◆ **DATA EXTRACT**:
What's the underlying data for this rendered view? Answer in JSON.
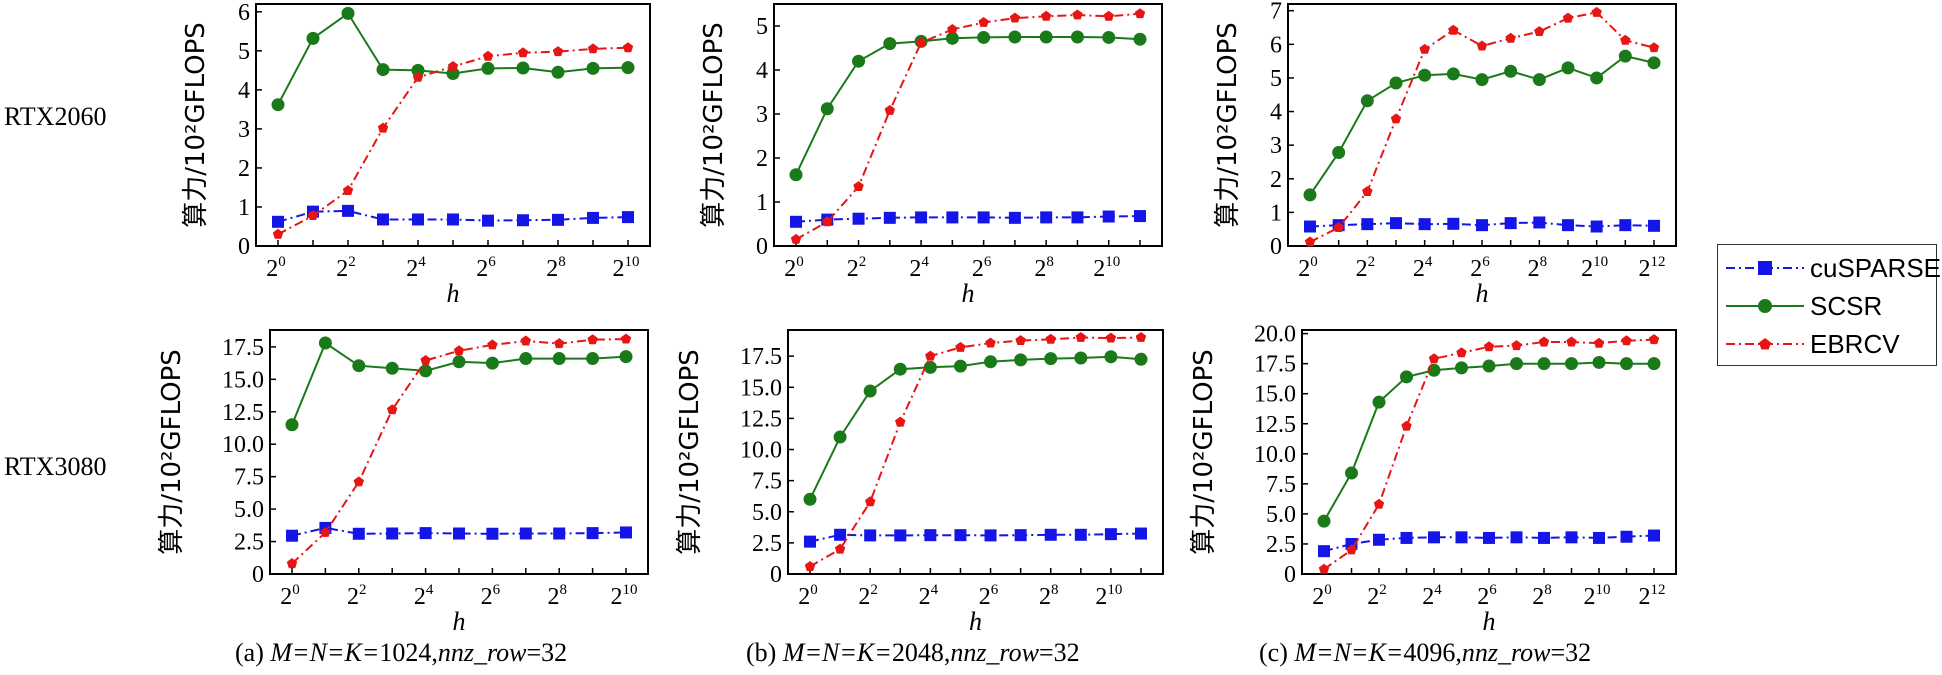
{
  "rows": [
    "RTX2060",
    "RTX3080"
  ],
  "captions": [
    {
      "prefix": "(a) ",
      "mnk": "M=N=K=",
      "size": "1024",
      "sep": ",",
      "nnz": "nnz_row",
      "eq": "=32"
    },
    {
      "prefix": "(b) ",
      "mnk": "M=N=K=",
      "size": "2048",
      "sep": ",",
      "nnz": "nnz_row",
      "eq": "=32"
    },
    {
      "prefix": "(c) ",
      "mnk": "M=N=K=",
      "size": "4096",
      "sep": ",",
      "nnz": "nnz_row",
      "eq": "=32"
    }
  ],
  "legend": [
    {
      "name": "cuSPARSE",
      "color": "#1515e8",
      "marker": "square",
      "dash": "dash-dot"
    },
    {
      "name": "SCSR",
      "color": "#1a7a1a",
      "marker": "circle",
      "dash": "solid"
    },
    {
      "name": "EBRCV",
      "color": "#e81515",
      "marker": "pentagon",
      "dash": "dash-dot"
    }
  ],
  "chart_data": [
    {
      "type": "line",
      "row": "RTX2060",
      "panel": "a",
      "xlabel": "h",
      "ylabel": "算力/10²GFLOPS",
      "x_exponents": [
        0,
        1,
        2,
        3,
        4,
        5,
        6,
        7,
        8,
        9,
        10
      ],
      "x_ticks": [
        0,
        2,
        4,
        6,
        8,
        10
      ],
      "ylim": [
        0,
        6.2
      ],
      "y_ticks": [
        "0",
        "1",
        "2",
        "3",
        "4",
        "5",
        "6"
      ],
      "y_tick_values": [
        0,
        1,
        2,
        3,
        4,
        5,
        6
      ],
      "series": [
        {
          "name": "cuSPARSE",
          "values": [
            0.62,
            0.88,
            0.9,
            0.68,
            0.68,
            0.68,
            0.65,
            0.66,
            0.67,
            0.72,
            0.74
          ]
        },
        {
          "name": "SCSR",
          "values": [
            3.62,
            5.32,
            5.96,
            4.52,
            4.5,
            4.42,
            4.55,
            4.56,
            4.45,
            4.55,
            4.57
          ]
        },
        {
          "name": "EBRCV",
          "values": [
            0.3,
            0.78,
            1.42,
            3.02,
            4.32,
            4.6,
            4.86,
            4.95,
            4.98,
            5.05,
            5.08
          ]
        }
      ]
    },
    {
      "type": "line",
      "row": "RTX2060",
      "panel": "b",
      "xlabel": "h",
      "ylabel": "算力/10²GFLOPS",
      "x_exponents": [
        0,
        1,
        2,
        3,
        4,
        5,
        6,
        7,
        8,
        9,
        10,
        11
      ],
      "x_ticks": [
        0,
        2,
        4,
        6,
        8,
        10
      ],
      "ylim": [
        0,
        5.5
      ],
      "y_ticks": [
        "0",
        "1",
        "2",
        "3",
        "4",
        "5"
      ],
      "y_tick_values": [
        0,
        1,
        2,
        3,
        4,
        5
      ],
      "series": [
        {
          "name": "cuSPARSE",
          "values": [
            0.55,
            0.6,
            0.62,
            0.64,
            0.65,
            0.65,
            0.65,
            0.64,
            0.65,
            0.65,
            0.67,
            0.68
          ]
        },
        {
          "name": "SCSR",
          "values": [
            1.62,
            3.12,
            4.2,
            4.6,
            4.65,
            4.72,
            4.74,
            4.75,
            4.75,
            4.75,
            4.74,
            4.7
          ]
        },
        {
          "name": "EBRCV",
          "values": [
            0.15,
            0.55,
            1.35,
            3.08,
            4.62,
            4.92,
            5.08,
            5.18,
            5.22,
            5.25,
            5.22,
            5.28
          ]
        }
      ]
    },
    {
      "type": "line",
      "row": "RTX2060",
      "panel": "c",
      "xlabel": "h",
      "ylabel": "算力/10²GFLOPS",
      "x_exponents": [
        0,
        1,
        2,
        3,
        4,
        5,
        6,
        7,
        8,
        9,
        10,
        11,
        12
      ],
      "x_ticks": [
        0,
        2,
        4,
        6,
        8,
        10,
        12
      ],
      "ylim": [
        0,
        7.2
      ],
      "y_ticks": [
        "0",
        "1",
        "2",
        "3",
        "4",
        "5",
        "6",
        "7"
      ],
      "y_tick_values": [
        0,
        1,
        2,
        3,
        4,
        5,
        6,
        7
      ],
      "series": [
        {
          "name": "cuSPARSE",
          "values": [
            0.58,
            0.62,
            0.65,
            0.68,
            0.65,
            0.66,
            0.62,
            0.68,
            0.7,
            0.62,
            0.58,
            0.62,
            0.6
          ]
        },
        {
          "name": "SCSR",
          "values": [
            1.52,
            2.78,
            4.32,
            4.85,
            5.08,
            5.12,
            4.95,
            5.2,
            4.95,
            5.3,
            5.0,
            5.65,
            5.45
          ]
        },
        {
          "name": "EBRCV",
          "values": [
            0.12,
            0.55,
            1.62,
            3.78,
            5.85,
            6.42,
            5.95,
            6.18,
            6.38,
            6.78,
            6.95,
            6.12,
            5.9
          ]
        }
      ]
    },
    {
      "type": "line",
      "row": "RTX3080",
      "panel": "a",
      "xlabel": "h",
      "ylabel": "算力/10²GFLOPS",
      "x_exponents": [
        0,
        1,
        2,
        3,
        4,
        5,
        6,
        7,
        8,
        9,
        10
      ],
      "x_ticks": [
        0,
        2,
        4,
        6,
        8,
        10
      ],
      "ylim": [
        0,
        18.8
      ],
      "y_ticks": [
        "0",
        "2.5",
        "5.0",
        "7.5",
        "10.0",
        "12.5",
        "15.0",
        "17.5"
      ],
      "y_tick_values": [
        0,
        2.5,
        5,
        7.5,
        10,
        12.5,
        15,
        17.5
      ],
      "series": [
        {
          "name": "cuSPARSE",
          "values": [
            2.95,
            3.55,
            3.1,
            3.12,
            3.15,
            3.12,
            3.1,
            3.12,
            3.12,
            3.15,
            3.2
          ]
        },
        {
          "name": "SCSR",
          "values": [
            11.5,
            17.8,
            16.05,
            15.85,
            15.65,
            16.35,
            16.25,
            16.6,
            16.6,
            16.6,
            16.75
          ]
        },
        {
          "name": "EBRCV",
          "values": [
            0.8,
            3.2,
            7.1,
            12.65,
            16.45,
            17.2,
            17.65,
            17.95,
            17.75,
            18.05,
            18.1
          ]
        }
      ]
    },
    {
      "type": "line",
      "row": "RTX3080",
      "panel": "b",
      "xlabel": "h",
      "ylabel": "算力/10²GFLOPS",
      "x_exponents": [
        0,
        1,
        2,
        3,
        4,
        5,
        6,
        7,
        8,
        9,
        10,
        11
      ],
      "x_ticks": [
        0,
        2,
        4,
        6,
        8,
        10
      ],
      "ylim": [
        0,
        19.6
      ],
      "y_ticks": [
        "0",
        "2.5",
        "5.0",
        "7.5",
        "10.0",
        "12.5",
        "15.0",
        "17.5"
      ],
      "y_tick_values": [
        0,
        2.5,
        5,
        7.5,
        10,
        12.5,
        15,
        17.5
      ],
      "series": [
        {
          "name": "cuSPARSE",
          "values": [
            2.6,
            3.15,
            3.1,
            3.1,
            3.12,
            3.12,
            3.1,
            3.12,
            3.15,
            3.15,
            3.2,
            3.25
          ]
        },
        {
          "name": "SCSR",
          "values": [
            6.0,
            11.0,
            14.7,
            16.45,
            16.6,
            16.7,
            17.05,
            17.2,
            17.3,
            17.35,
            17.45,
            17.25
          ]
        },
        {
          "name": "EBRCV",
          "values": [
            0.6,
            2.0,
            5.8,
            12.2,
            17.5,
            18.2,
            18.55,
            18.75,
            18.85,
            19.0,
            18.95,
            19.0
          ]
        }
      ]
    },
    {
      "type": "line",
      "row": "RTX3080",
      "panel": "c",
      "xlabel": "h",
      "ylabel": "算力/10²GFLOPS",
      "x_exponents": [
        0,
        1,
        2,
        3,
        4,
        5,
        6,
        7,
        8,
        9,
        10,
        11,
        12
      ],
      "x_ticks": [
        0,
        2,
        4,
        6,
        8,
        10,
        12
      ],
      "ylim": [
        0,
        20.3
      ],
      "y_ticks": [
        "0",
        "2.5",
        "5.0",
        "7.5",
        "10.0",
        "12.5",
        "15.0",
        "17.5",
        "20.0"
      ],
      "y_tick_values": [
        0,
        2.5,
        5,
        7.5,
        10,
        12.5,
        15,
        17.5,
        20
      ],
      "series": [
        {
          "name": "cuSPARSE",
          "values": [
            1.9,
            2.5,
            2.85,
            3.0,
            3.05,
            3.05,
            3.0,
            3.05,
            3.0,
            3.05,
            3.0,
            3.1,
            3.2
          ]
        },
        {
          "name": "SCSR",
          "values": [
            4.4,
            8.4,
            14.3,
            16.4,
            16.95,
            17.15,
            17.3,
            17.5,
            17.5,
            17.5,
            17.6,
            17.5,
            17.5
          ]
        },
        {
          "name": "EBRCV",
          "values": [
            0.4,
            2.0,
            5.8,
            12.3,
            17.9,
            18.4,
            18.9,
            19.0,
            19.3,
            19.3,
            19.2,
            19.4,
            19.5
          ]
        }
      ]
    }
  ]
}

◆ **GIVEN EXERCISE**:
Using the records above, select and copy every line that has the word "color".

◆ **SOLUTION FOR THIS EXERCISE**:
      "color": "#1515e8",
      "color": "#1a7a1a",
      "color": "#e81515",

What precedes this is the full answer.